In the records below, find each line with the word "from" and copy it.

- **DATA RECORDS**:
________

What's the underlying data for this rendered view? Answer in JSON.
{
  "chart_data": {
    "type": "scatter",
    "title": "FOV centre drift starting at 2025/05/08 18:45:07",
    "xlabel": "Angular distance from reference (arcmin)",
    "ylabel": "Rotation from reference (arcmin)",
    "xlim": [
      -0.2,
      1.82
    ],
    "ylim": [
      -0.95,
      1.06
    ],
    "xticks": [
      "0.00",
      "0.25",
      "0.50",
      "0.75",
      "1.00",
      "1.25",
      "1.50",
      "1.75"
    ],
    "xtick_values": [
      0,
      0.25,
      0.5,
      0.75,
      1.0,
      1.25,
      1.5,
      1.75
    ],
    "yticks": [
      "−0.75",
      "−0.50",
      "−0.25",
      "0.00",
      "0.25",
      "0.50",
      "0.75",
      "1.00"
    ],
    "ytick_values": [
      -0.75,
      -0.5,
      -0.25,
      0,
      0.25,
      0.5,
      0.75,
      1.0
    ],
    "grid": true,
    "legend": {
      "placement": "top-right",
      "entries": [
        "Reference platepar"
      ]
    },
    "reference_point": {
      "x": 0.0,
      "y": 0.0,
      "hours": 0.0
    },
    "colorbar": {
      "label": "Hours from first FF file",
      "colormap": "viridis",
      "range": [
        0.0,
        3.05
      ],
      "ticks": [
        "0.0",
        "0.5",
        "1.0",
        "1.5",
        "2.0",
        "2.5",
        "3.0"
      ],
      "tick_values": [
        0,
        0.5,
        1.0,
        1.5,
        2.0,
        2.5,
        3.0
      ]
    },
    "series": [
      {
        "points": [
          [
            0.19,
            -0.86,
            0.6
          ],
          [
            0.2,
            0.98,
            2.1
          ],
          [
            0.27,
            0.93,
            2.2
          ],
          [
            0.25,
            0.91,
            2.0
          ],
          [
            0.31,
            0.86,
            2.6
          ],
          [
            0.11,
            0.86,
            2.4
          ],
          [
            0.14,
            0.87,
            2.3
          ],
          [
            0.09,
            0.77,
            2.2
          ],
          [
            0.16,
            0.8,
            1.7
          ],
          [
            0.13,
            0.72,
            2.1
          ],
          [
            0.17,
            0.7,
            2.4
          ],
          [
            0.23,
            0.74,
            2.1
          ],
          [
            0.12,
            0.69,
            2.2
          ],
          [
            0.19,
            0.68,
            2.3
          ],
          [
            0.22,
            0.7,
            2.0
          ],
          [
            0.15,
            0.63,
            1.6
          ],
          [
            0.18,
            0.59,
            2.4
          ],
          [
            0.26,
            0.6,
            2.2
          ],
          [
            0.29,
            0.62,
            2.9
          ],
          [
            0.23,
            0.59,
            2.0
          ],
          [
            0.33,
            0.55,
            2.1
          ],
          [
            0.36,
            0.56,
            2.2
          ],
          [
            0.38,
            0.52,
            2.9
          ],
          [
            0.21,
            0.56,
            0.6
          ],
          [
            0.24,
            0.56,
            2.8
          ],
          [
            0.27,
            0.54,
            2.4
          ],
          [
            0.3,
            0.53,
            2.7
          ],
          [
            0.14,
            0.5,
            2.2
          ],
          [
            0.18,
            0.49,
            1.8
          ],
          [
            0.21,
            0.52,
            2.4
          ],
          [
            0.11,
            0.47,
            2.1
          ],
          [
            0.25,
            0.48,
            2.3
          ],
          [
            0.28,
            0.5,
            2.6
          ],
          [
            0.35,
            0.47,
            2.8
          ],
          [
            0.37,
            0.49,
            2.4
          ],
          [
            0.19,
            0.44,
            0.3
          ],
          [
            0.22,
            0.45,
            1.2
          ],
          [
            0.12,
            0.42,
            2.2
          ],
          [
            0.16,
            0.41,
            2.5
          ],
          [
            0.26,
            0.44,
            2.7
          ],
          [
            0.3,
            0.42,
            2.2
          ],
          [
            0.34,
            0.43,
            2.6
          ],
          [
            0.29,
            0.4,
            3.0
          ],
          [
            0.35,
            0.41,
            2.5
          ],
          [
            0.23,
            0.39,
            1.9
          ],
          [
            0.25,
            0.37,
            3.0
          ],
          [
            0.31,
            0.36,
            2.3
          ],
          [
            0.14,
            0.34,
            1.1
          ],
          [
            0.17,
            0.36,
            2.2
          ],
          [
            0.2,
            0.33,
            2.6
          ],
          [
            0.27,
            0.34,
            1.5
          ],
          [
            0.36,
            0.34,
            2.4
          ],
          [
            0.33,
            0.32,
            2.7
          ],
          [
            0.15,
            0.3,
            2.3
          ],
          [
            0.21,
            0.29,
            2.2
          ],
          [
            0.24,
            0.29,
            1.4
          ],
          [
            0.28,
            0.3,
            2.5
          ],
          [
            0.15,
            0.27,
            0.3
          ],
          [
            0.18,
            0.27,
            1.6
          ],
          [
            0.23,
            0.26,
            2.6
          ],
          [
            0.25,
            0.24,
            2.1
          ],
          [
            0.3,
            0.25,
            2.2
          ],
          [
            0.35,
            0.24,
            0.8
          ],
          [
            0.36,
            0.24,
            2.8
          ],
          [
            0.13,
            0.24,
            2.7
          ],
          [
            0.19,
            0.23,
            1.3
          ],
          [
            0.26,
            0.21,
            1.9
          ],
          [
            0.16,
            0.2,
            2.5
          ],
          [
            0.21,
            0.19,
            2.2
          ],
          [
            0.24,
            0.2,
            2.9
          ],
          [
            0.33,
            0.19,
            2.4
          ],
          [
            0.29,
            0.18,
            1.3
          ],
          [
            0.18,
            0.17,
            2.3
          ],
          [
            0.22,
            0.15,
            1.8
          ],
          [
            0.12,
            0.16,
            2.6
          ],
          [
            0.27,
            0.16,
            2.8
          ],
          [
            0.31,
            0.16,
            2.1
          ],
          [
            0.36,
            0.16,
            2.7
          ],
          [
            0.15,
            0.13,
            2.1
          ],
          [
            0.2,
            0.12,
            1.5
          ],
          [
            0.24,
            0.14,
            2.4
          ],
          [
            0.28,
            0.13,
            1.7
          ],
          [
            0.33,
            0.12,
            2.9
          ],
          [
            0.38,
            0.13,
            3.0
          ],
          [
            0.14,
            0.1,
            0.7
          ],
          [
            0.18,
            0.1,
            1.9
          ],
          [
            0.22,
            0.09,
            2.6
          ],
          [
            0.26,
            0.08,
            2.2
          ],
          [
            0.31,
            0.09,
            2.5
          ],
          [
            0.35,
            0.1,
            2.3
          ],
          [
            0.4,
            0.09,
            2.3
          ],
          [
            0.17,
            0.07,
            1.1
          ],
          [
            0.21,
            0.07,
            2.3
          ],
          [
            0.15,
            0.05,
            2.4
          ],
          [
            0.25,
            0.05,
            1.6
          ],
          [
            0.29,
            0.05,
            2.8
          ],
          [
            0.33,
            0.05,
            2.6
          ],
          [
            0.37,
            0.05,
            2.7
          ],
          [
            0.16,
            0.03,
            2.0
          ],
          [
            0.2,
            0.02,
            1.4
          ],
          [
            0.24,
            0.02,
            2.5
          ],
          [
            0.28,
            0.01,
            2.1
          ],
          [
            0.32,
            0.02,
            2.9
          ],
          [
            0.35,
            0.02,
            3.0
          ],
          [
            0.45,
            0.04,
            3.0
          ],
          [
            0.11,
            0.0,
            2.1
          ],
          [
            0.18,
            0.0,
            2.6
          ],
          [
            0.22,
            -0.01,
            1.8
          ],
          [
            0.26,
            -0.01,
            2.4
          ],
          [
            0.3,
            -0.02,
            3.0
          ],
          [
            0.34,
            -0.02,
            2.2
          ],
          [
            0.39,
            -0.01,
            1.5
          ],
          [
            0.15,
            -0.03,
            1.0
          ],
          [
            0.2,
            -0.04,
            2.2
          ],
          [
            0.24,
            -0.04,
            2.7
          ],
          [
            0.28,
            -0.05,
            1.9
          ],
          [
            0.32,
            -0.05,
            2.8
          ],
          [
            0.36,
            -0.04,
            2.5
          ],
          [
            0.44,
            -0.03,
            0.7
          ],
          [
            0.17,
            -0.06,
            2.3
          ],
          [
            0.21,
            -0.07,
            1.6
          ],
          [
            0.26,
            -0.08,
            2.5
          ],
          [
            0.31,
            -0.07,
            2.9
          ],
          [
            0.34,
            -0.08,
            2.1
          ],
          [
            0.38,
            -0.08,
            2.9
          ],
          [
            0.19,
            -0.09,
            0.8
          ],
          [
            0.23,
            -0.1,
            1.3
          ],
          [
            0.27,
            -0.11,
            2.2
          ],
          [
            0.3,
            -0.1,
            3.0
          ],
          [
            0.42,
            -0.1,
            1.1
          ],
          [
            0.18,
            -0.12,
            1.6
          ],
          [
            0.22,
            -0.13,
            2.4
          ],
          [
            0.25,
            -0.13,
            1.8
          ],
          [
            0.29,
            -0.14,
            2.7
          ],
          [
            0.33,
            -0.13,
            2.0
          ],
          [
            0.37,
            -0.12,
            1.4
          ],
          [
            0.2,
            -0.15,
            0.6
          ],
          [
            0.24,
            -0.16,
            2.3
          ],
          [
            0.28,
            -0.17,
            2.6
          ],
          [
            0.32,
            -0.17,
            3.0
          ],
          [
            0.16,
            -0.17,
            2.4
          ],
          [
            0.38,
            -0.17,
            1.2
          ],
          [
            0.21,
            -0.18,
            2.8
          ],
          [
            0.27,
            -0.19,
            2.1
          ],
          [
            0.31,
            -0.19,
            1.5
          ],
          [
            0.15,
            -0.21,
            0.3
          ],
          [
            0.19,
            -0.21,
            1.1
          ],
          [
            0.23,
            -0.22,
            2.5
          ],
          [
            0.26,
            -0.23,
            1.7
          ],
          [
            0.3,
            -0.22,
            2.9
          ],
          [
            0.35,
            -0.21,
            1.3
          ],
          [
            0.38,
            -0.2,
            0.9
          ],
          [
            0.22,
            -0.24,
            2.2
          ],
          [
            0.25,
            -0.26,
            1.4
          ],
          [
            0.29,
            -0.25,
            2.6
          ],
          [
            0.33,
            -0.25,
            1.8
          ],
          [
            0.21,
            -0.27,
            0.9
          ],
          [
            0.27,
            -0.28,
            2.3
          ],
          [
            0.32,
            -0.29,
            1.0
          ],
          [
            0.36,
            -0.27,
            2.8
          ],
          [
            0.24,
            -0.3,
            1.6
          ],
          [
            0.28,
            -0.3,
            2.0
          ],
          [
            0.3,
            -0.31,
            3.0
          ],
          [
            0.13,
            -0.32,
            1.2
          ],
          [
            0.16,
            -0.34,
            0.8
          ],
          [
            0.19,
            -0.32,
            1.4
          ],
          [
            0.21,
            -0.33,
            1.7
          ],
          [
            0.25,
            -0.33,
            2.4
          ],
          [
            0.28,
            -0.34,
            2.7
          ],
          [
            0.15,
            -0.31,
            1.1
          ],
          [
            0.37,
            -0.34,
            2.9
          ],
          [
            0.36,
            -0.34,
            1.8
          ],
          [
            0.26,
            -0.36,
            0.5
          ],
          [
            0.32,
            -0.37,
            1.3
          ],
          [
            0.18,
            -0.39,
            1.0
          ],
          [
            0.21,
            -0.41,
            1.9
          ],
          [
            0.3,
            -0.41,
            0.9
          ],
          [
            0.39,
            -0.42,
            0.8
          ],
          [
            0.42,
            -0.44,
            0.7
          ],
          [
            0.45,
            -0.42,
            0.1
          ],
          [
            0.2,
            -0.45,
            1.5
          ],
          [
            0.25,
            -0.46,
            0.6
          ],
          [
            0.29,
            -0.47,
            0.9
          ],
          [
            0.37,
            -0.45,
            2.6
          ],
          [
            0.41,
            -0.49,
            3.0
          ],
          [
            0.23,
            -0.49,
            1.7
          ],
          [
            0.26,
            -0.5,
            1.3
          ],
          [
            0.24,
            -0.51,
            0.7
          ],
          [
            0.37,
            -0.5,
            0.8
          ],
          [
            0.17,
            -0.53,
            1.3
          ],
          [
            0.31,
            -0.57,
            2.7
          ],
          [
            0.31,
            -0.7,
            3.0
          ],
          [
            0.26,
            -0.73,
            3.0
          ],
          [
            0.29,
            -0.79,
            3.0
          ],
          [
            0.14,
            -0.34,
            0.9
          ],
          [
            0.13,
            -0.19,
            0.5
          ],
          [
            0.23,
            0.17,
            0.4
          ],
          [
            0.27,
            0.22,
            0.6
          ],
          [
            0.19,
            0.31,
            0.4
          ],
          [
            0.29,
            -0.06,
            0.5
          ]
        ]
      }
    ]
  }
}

________

- **ANSWER**:
    "xlabel": "Angular distance from reference (arcmin)",
    "ylabel": "Rotation from reference (arcmin)",
      "label": "Hours from first FF file",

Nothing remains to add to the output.